## Required task
Search the records for "ylabel". Copy every line where it appears.

Data tied to figure images
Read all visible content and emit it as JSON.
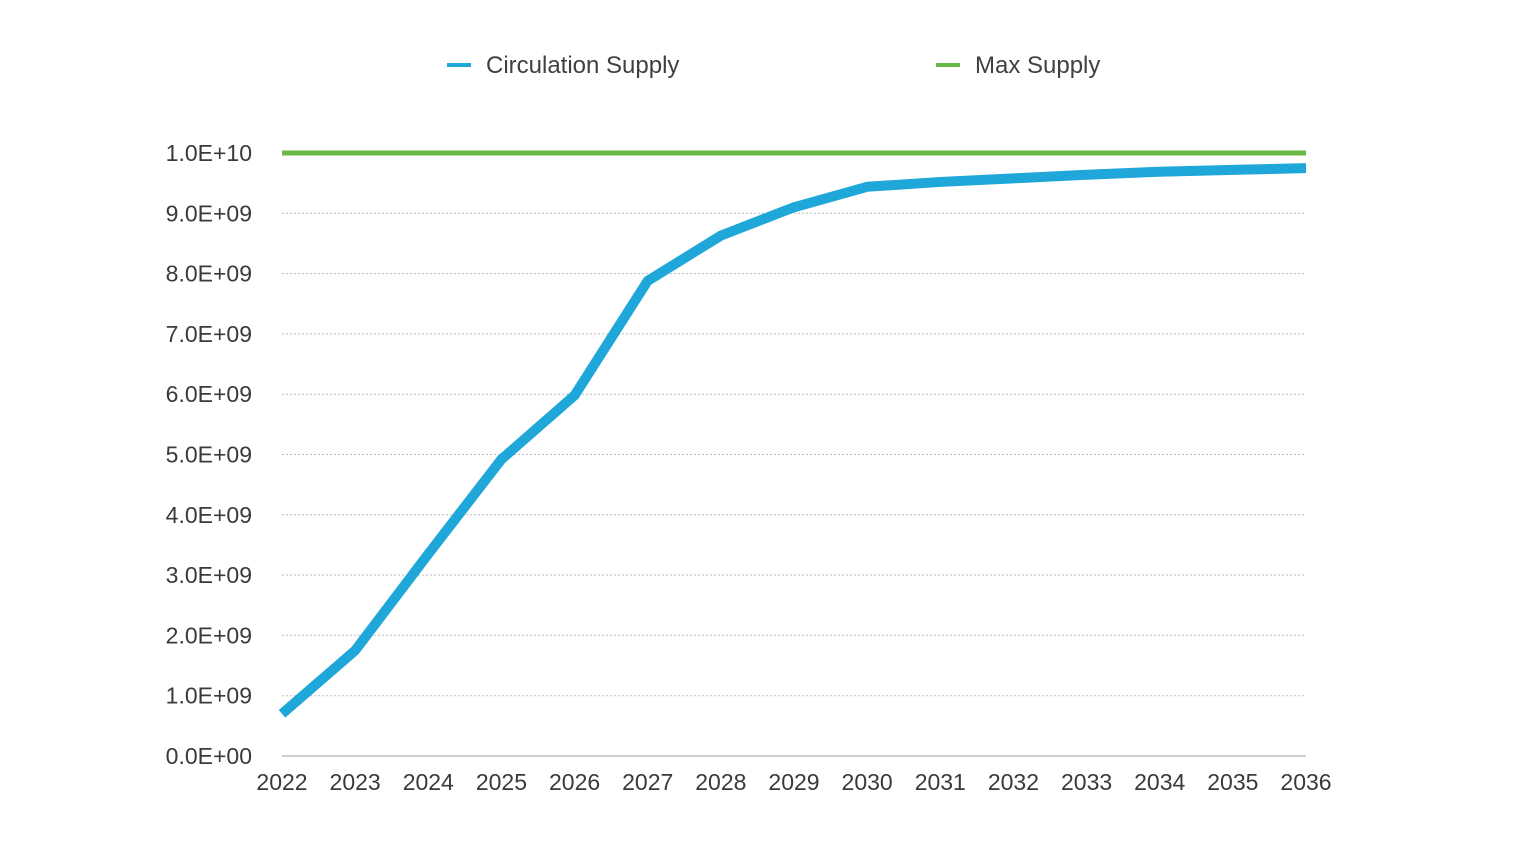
{
  "chart_data": {
    "type": "line",
    "title": "",
    "xlabel": "",
    "ylabel": "",
    "categories": [
      "2022",
      "2023",
      "2024",
      "2025",
      "2026",
      "2027",
      "2028",
      "2029",
      "2030",
      "2031",
      "2032",
      "2033",
      "2034",
      "2035",
      "2036"
    ],
    "y_ticks": [
      0,
      1000000000,
      2000000000,
      3000000000,
      4000000000,
      5000000000,
      6000000000,
      7000000000,
      8000000000,
      9000000000,
      10000000000
    ],
    "y_tick_labels": [
      "0.0E+00",
      "1.0E+09",
      "2.0E+09",
      "3.0E+09",
      "4.0E+09",
      "5.0E+09",
      "6.0E+09",
      "7.0E+09",
      "8.0E+09",
      "9.0E+09",
      "1.0E+10"
    ],
    "ylim": [
      0,
      10000000000
    ],
    "grid": "horizontal dotted",
    "legend_position": "top",
    "series": [
      {
        "name": "Circulation Supply",
        "color": "#1fa7d9",
        "values": [
          700000000,
          1750000000,
          3350000000,
          4920000000,
          5980000000,
          7880000000,
          8630000000,
          9100000000,
          9440000000,
          9520000000,
          9580000000,
          9640000000,
          9690000000,
          9720000000,
          9750000000
        ]
      },
      {
        "name": "Max Supply",
        "color": "#6ab845",
        "values": [
          10000000000,
          10000000000,
          10000000000,
          10000000000,
          10000000000,
          10000000000,
          10000000000,
          10000000000,
          10000000000,
          10000000000,
          10000000000,
          10000000000,
          10000000000,
          10000000000,
          10000000000
        ]
      }
    ]
  }
}
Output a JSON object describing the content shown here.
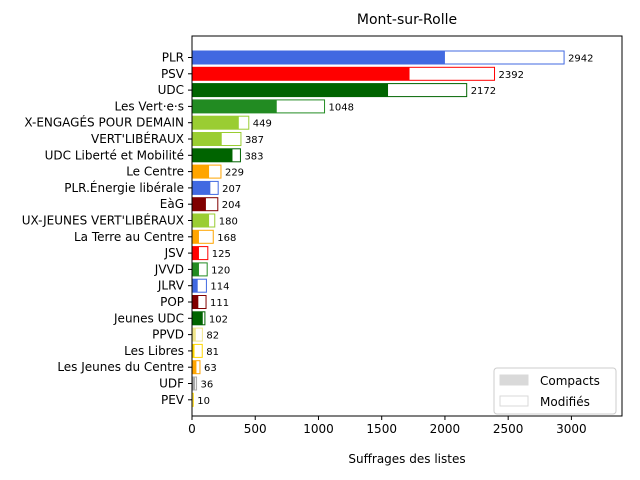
{
  "chart_data": {
    "type": "bar",
    "orientation": "horizontal",
    "stacked": true,
    "title": "Mont-sur-Rolle",
    "xlabel": "Suffrages des listes",
    "ylabel": "",
    "xlim": [
      0,
      3400
    ],
    "xticks": [
      0,
      500,
      1000,
      1500,
      2000,
      2500,
      3000
    ],
    "grid": false,
    "legend_position": "bottom-right",
    "legend": [
      {
        "name": "Compacts",
        "style": "filled",
        "color": "#d9d9d9"
      },
      {
        "name": "Modifiés",
        "style": "outline",
        "color": "#d9d9d9"
      }
    ],
    "categories": [
      "PLR",
      "PSV",
      "UDC",
      "Les Vert·e·s",
      "X-ENGAGÉS POUR DEMAIN",
      "VERT'LIBÉRAUX",
      "UDC Liberté et Mobilité",
      "Le Centre",
      "PLR.Énergie libérale",
      "EàG",
      "UX-JEUNES VERT'LIBÉRAUX",
      "La Terre au Centre",
      "JSV",
      "JVVD",
      "JLRV",
      "POP",
      "Jeunes UDC",
      "PPVD",
      "Les Libres",
      "Les Jeunes du Centre",
      "UDF",
      "PEV"
    ],
    "colors": [
      "#4169e1",
      "#ff0000",
      "#006400",
      "#228b22",
      "#9acd32",
      "#9acd32",
      "#006400",
      "#ffa500",
      "#4169e1",
      "#800000",
      "#9acd32",
      "#ffa500",
      "#ff0000",
      "#228b22",
      "#4169e1",
      "#800000",
      "#006400",
      "#f0e68c",
      "#ffd700",
      "#ffa500",
      "#a9a9a9",
      "#ffd700"
    ],
    "totals": [
      2942,
      2392,
      2172,
      1048,
      449,
      387,
      383,
      229,
      207,
      204,
      180,
      168,
      125,
      120,
      114,
      111,
      102,
      82,
      81,
      63,
      36,
      10
    ],
    "compacts": [
      2000,
      1720,
      1550,
      670,
      370,
      235,
      320,
      135,
      145,
      110,
      135,
      55,
      55,
      55,
      45,
      50,
      85,
      30,
      20,
      35,
      25,
      5
    ],
    "total_labels": [
      "2942",
      "2392",
      "2172",
      "1048",
      "449",
      "387",
      "383",
      "229",
      "207",
      "204",
      "180",
      "168",
      "125",
      "120",
      "114",
      "111",
      "102",
      "82",
      "81",
      "63",
      "36",
      "10"
    ]
  }
}
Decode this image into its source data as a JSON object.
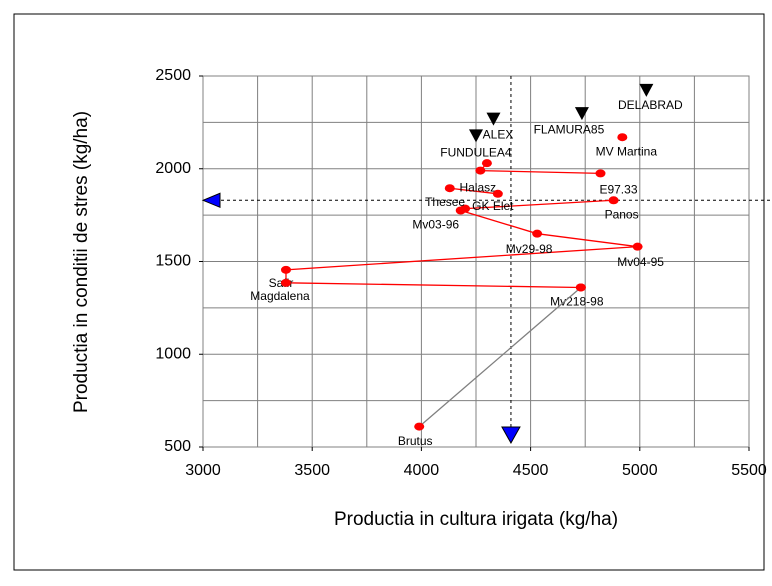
{
  "chart_data": {
    "type": "scatter",
    "xlabel": "Productia in cultura irigata (kg/ha)",
    "ylabel": "Productia in conditii de stres (kg/ha)",
    "xlim": [
      3000,
      5500
    ],
    "ylim": [
      500,
      2500
    ],
    "xticks": [
      3000,
      3500,
      4000,
      4500,
      5000,
      5500
    ],
    "yticks": [
      500,
      1000,
      1500,
      2000,
      2500
    ],
    "xgrid": [
      3000,
      3250,
      3500,
      3750,
      4000,
      4250,
      4500,
      4750,
      5000,
      5250,
      5500
    ],
    "ygrid": [
      500,
      750,
      1000,
      1250,
      1500,
      1750,
      2000,
      2250,
      2500
    ],
    "grid": true,
    "series": [
      {
        "color": "#ff0000",
        "line_color": "#ff0000",
        "marker": "circle",
        "x": [
          4300,
          4270,
          4820,
          null,
          4130,
          4350,
          null,
          4200,
          4880,
          null,
          4180,
          4530,
          4990,
          3380,
          3380,
          4730,
          null,
          4920
        ],
        "values": [
          2030,
          1990,
          1975,
          null,
          1895,
          1865,
          null,
          1785,
          1830,
          null,
          1775,
          1650,
          1580,
          1455,
          1385,
          1360,
          null,
          2170
        ],
        "point_labels": [
          "FUNDULEA4",
          null,
          "E97.33",
          null,
          "Halasz",
          "GK Elet",
          null,
          "Thesee",
          "Panos",
          null,
          "Mv03-96",
          "Mv29-98",
          "Mv04-95",
          "Safir",
          "Magdalena",
          "Mv218-98",
          null,
          "MV Martina"
        ]
      },
      {
        "color": "#ff0000",
        "line_color": "#808080",
        "marker": "circle",
        "x": [
          4730,
          3990
        ],
        "values": [
          1360,
          610
        ],
        "point_labels": [
          null,
          "Brutus"
        ]
      },
      {
        "color": "#000000",
        "line_color": null,
        "marker": "triangle-down",
        "x": [
          4250,
          4330,
          4735,
          5030
        ],
        "values": [
          2180,
          2270,
          2300,
          2425
        ],
        "point_labels": [
          "ALEX",
          null,
          "FLAMURA85",
          "DELABRAD"
        ]
      }
    ],
    "reference_lines": {
      "x": 4410,
      "y": 1830,
      "color": "#0000ff"
    }
  }
}
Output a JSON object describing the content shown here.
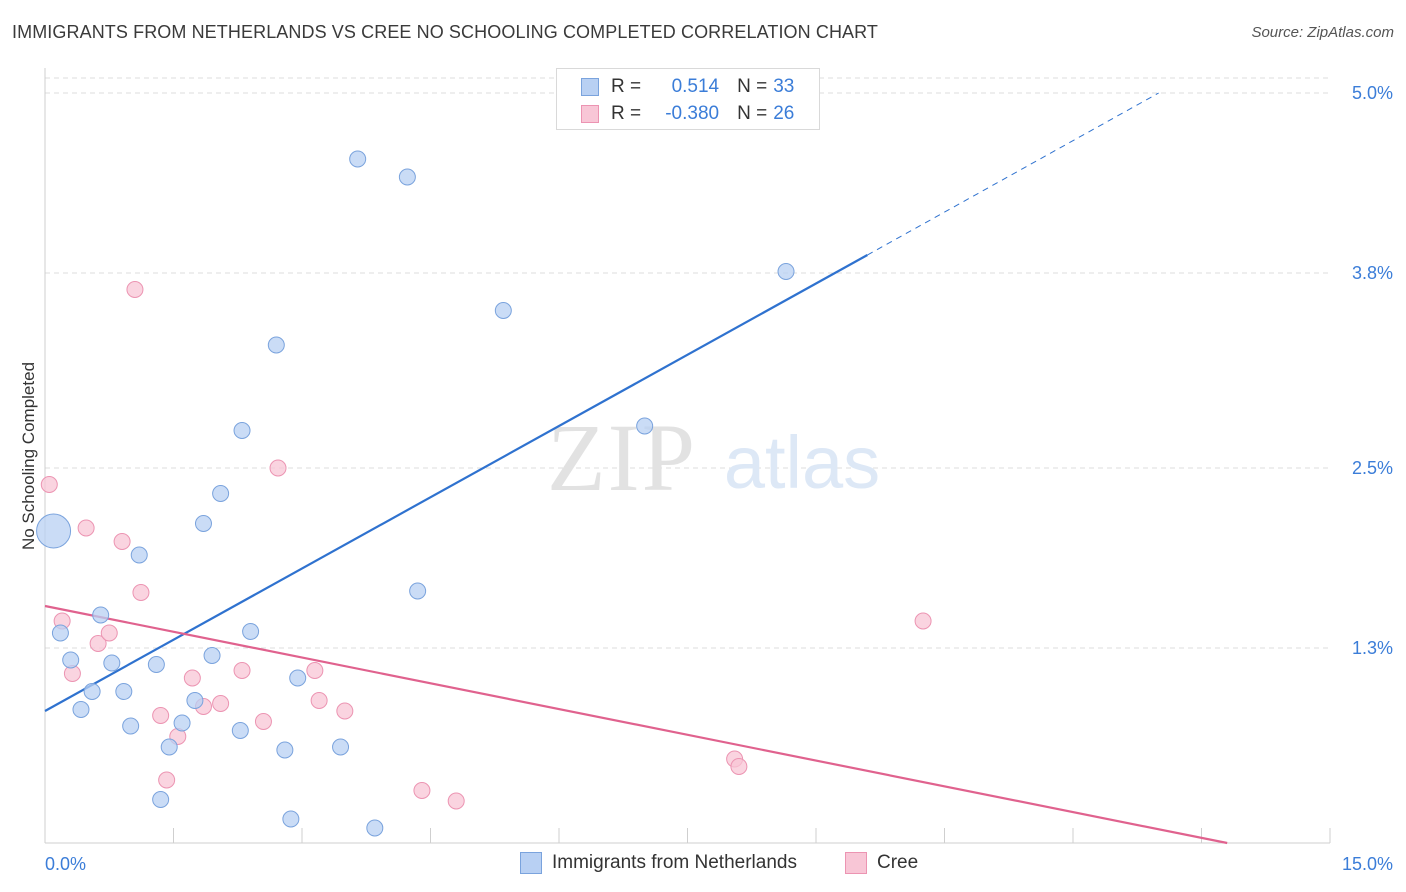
{
  "header": {
    "title": "IMMIGRANTS FROM NETHERLANDS VS CREE NO SCHOOLING COMPLETED CORRELATION CHART",
    "source": "Source: ZipAtlas.com"
  },
  "watermark": {
    "zip": "ZIP",
    "atlas": "atlas"
  },
  "legend": {
    "r_label": "R =",
    "n_label": "N =",
    "series1": {
      "r": "0.514",
      "n": "33"
    },
    "series2": {
      "r": "-0.380",
      "n": "26"
    }
  },
  "colors": {
    "blue_fill": "#b8d0f3",
    "blue_stroke": "#7aa3dd",
    "blue_line": "#2f72cf",
    "pink_fill": "#f8c6d6",
    "pink_stroke": "#ec94b2",
    "pink_line": "#e0628e",
    "axis_text": "#3b7dd8",
    "grid": "#dcdcdc"
  },
  "chart_data": {
    "type": "scatter",
    "title": "IMMIGRANTS FROM NETHERLANDS VS CREE NO SCHOOLING COMPLETED CORRELATION CHART",
    "xlabel": "",
    "ylabel": "No Schooling Completed",
    "xlim": [
      0,
      15
    ],
    "ylim": [
      0,
      5.1
    ],
    "x_tick_labels": [
      "0.0%",
      "15.0%"
    ],
    "y_ticks": [
      1.3,
      2.5,
      3.8,
      5.0
    ],
    "y_tick_labels": [
      "1.3%",
      "2.5%",
      "3.8%",
      "5.0%"
    ],
    "grid": true,
    "legend_position": "bottom",
    "series": [
      {
        "name": "Immigrants from Netherlands",
        "color": "#b8d0f3",
        "trend": {
          "x": [
            0.0,
            9.6
          ],
          "y": [
            0.88,
            3.92
          ],
          "dashed_to": [
            13.0,
            5.0
          ]
        },
        "points": [
          {
            "x": 0.1,
            "y": 2.08,
            "big": true
          },
          {
            "x": 0.18,
            "y": 1.4
          },
          {
            "x": 0.3,
            "y": 1.22
          },
          {
            "x": 0.42,
            "y": 0.89
          },
          {
            "x": 0.55,
            "y": 1.01
          },
          {
            "x": 0.65,
            "y": 1.52
          },
          {
            "x": 0.78,
            "y": 1.2
          },
          {
            "x": 0.92,
            "y": 1.01
          },
          {
            "x": 1.0,
            "y": 0.78
          },
          {
            "x": 1.1,
            "y": 1.92
          },
          {
            "x": 1.3,
            "y": 1.19
          },
          {
            "x": 1.35,
            "y": 0.29
          },
          {
            "x": 1.45,
            "y": 0.64
          },
          {
            "x": 1.6,
            "y": 0.8
          },
          {
            "x": 1.75,
            "y": 0.95
          },
          {
            "x": 1.85,
            "y": 2.13
          },
          {
            "x": 1.95,
            "y": 1.25
          },
          {
            "x": 2.05,
            "y": 2.33
          },
          {
            "x": 2.3,
            "y": 2.75
          },
          {
            "x": 2.28,
            "y": 0.75
          },
          {
            "x": 2.4,
            "y": 1.41
          },
          {
            "x": 2.7,
            "y": 3.32
          },
          {
            "x": 2.8,
            "y": 0.62
          },
          {
            "x": 2.87,
            "y": 0.16
          },
          {
            "x": 2.95,
            "y": 1.1
          },
          {
            "x": 3.45,
            "y": 0.64
          },
          {
            "x": 3.65,
            "y": 4.56
          },
          {
            "x": 3.85,
            "y": 0.1
          },
          {
            "x": 4.23,
            "y": 4.44
          },
          {
            "x": 4.35,
            "y": 1.68
          },
          {
            "x": 5.35,
            "y": 3.55
          },
          {
            "x": 7.0,
            "y": 2.78
          },
          {
            "x": 8.65,
            "y": 3.81
          }
        ]
      },
      {
        "name": "Cree",
        "color": "#f8c6d6",
        "trend": {
          "x": [
            0.0,
            13.8
          ],
          "y": [
            1.58,
            0.0
          ]
        },
        "points": [
          {
            "x": 0.05,
            "y": 2.39
          },
          {
            "x": 0.2,
            "y": 1.48
          },
          {
            "x": 0.32,
            "y": 1.13
          },
          {
            "x": 0.48,
            "y": 2.1
          },
          {
            "x": 0.62,
            "y": 1.33
          },
          {
            "x": 0.75,
            "y": 1.4
          },
          {
            "x": 0.9,
            "y": 2.01
          },
          {
            "x": 1.05,
            "y": 3.69
          },
          {
            "x": 1.12,
            "y": 1.67
          },
          {
            "x": 1.35,
            "y": 0.85
          },
          {
            "x": 1.42,
            "y": 0.42
          },
          {
            "x": 1.55,
            "y": 0.71
          },
          {
            "x": 1.72,
            "y": 1.1
          },
          {
            "x": 1.85,
            "y": 0.91
          },
          {
            "x": 2.05,
            "y": 0.93
          },
          {
            "x": 2.3,
            "y": 1.15
          },
          {
            "x": 2.55,
            "y": 0.81
          },
          {
            "x": 2.72,
            "y": 2.5
          },
          {
            "x": 3.15,
            "y": 1.15
          },
          {
            "x": 3.2,
            "y": 0.95
          },
          {
            "x": 3.5,
            "y": 0.88
          },
          {
            "x": 4.4,
            "y": 0.35
          },
          {
            "x": 4.8,
            "y": 0.28
          },
          {
            "x": 8.05,
            "y": 0.56
          },
          {
            "x": 8.1,
            "y": 0.51
          },
          {
            "x": 10.25,
            "y": 1.48
          }
        ]
      }
    ]
  }
}
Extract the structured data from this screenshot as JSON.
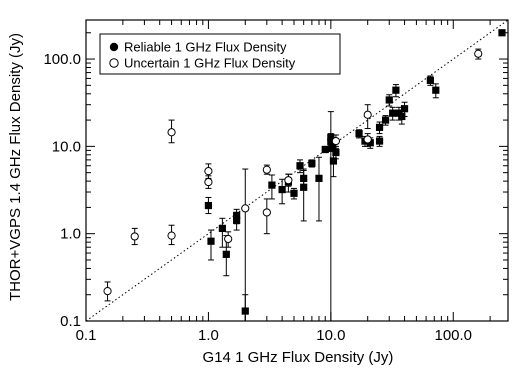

## The completed task
    "ylabel": "",
    "ylabel": "",
    "ylabel": "Productia in conditii de stres (kg/ha)",
    "ylabel": "No Schooling Completed",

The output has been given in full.